§ EXERCISE GOAL: Below are some records; reproduce every one of them exactly.

§ SUPPLIED INFORMATION:
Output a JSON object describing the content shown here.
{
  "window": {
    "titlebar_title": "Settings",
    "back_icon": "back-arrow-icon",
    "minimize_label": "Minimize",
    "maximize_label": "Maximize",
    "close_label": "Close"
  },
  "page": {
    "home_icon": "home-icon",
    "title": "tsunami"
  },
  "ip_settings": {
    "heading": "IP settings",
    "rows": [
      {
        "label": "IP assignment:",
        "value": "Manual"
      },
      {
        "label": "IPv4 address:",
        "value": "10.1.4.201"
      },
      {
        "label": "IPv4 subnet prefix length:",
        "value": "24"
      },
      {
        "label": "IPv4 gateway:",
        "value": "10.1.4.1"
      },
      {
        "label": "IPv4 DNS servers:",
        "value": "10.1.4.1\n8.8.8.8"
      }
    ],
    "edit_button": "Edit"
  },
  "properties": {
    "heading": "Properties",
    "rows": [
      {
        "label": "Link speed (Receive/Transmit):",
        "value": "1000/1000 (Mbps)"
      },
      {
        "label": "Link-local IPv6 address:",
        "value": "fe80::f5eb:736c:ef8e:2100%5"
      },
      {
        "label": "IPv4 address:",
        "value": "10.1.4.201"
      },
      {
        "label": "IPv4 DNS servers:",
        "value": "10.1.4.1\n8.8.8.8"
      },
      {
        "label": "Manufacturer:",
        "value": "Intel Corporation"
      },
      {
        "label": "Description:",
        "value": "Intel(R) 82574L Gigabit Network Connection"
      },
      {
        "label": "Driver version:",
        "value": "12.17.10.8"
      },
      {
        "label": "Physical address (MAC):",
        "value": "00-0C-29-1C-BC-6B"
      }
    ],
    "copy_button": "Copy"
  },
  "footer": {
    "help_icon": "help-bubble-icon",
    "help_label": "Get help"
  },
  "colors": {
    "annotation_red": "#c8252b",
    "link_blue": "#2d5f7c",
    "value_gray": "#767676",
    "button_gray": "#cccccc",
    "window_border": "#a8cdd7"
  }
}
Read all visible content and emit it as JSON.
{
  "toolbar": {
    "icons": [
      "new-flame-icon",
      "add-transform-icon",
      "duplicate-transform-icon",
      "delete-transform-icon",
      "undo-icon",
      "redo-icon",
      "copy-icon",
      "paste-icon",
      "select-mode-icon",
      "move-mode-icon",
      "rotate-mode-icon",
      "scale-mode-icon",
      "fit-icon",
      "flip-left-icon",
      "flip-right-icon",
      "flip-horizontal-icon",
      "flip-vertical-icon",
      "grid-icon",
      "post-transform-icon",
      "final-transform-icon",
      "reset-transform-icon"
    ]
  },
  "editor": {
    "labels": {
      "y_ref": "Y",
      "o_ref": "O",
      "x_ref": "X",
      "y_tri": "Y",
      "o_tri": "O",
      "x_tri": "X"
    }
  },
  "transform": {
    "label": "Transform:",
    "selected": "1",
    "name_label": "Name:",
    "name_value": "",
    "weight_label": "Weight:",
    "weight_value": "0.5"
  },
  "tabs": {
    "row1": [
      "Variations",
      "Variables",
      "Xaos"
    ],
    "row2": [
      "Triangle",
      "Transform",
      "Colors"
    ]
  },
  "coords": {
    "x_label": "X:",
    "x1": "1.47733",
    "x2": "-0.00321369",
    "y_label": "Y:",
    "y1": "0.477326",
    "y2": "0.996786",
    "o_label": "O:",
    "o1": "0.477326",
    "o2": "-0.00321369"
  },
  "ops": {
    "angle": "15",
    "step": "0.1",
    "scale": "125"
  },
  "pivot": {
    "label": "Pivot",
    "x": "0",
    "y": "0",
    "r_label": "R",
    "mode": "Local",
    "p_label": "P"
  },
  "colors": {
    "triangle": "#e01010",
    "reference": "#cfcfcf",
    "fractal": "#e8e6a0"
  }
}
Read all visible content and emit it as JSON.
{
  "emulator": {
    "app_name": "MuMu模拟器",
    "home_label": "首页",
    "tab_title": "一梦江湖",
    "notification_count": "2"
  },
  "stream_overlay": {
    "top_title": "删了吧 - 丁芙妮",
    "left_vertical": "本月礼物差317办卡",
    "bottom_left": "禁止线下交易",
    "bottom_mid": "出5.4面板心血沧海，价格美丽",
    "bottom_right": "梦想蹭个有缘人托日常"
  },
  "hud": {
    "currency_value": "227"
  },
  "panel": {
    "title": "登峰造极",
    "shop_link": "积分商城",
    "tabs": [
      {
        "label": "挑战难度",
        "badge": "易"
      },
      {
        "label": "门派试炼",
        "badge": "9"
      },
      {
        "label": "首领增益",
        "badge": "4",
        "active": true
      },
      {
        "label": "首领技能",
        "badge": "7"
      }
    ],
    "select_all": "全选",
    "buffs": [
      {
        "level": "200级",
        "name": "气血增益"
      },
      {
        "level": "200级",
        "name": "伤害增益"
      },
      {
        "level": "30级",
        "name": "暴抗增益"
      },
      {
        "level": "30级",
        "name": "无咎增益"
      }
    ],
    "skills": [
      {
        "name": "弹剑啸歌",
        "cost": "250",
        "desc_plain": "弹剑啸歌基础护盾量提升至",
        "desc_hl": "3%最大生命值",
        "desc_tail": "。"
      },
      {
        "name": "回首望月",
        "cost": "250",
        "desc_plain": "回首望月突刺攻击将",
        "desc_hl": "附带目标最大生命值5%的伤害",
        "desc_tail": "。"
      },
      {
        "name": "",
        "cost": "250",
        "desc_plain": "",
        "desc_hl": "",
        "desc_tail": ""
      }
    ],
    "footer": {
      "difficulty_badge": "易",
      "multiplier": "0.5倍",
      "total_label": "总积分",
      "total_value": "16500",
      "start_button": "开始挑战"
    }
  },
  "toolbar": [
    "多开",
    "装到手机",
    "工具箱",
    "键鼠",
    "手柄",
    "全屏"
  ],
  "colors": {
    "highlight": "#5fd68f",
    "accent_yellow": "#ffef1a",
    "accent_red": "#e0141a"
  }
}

§ EXERCISE RESPONSE:
Output a JSON object describing the content shown here.
{
  "window": {
    "titlebar_title": "Settings",
    "back_icon": "back-arrow-icon",
    "minimize_label": "Minimize",
    "maximize_label": "Maximize",
    "close_label": "Close"
  },
  "page": {
    "home_icon": "home-icon",
    "title": "tsunami"
  },
  "ip_settings": {
    "heading": "IP settings",
    "rows": [
      {
        "label": "IP assignment:",
        "value": "Manual"
      },
      {
        "label": "IPv4 address:",
        "value": "10.1.4.201"
      },
      {
        "label": "IPv4 subnet prefix length:",
        "value": "24"
      },
      {
        "label": "IPv4 gateway:",
        "value": "10.1.4.1"
      },
      {
        "label": "IPv4 DNS servers:",
        "value": "10.1.4.1\n8.8.8.8"
      }
    ],
    "edit_button": "Edit"
  },
  "properties": {
    "heading": "Properties",
    "rows": [
      {
        "label": "Link speed (Receive/Transmit):",
        "value": "1000/1000 (Mbps)"
      },
      {
        "label": "Link-local IPv6 address:",
        "value": "fe80::f5eb:736c:ef8e:2100%5"
      },
      {
        "label": "IPv4 address:",
        "value": "10.1.4.201"
      },
      {
        "label": "IPv4 DNS servers:",
        "value": "10.1.4.1\n8.8.8.8"
      },
      {
        "label": "Manufacturer:",
        "value": "Intel Corporation"
      },
      {
        "label": "Description:",
        "value": "Intel(R) 82574L Gigabit Network Connection"
      },
      {
        "label": "Driver version:",
        "value": "12.17.10.8"
      },
      {
        "label": "Physical address (MAC):",
        "value": "00-0C-29-1C-BC-6B"
      }
    ],
    "copy_button": "Copy"
  },
  "footer": {
    "help_icon": "help-bubble-icon",
    "help_label": "Get help"
  },
  "colors": {
    "annotation_red": "#c8252b",
    "link_blue": "#2d5f7c",
    "value_gray": "#767676",
    "button_gray": "#cccccc",
    "window_border": "#a8cdd7"
  }
}
Read all visible content and emit it as JSON.
{
  "toolbar": {
    "icons": [
      "new-flame-icon",
      "add-transform-icon",
      "duplicate-transform-icon",
      "delete-transform-icon",
      "undo-icon",
      "redo-icon",
      "copy-icon",
      "paste-icon",
      "select-mode-icon",
      "move-mode-icon",
      "rotate-mode-icon",
      "scale-mode-icon",
      "fit-icon",
      "flip-left-icon",
      "flip-right-icon",
      "flip-horizontal-icon",
      "flip-vertical-icon",
      "grid-icon",
      "post-transform-icon",
      "final-transform-icon",
      "reset-transform-icon"
    ]
  },
  "editor": {
    "labels": {
      "y_ref": "Y",
      "o_ref": "O",
      "x_ref": "X",
      "y_tri": "Y",
      "o_tri": "O",
      "x_tri": "X"
    }
  },
  "transform": {
    "label": "Transform:",
    "selected": "1",
    "name_label": "Name:",
    "name_value": "",
    "weight_label": "Weight:",
    "weight_value": "0.5"
  },
  "tabs": {
    "row1": [
      "Variations",
      "Variables",
      "Xaos"
    ],
    "row2": [
      "Triangle",
      "Transform",
      "Colors"
    ]
  },
  "coords": {
    "x_label": "X:",
    "x1": "1.47733",
    "x2": "-0.00321369",
    "y_label": "Y:",
    "y1": "0.477326",
    "y2": "0.996786",
    "o_label": "O:",
    "o1": "0.477326",
    "o2": "-0.00321369"
  },
  "ops": {
    "angle": "15",
    "step": "0.1",
    "scale": "125"
  },
  "pivot": {
    "label": "Pivot",
    "x": "0",
    "y": "0",
    "r_label": "R",
    "mode": "Local",
    "p_label": "P"
  },
  "colors": {
    "triangle": "#e01010",
    "reference": "#cfcfcf",
    "fractal": "#e8e6a0"
  }
}
Read all visible content and emit it as JSON.
{
  "emulator": {
    "app_name": "MuMu模拟器",
    "home_label": "首页",
    "tab_title": "一梦江湖",
    "notification_count": "2"
  },
  "stream_overlay": {
    "top_title": "删了吧 - 丁芙妮",
    "left_vertical": "本月礼物差317办卡",
    "bottom_left": "禁止线下交易",
    "bottom_mid": "出5.4面板心血沧海，价格美丽",
    "bottom_right": "梦想蹭个有缘人托日常"
  },
  "hud": {
    "currency_value": "227"
  },
  "panel": {
    "title": "登峰造极",
    "shop_link": "积分商城",
    "tabs": [
      {
        "label": "挑战难度",
        "badge": "易"
      },
      {
        "label": "门派试炼",
        "badge": "9"
      },
      {
        "label": "首领增益",
        "badge": "4",
        "active": true
      },
      {
        "label": "首领技能",
        "badge": "7"
      }
    ],
    "select_all": "全选",
    "buffs": [
      {
        "level": "200级",
        "name": "气血增益"
      },
      {
        "level": "200级",
        "name": "伤害增益"
      },
      {
        "level": "30级",
        "name": "暴抗增益"
      },
      {
        "level": "30级",
        "name": "无咎增益"
      }
    ],
    "skills": [
      {
        "name": "弹剑啸歌",
        "cost": "250",
        "desc_plain": "弹剑啸歌基础护盾量提升至",
        "desc_hl": "3%最大生命值",
        "desc_tail": "。"
      },
      {
        "name": "回首望月",
        "cost": "250",
        "desc_plain": "回首望月突刺攻击将",
        "desc_hl": "附带目标最大生命值5%的伤害",
        "desc_tail": "。"
      },
      {
        "name": "",
        "cost": "250",
        "desc_plain": "",
        "desc_hl": "",
        "desc_tail": ""
      }
    ],
    "footer": {
      "difficulty_badge": "易",
      "multiplier": "0.5倍",
      "total_label": "总积分",
      "total_value": "16500",
      "start_button": "开始挑战"
    }
  },
  "toolbar": [
    "多开",
    "装到手机",
    "工具箱",
    "键鼠",
    "手柄",
    "全屏"
  ],
  "colors": {
    "highlight": "#5fd68f",
    "accent_yellow": "#ffef1a",
    "accent_red": "#e0141a"
  }
}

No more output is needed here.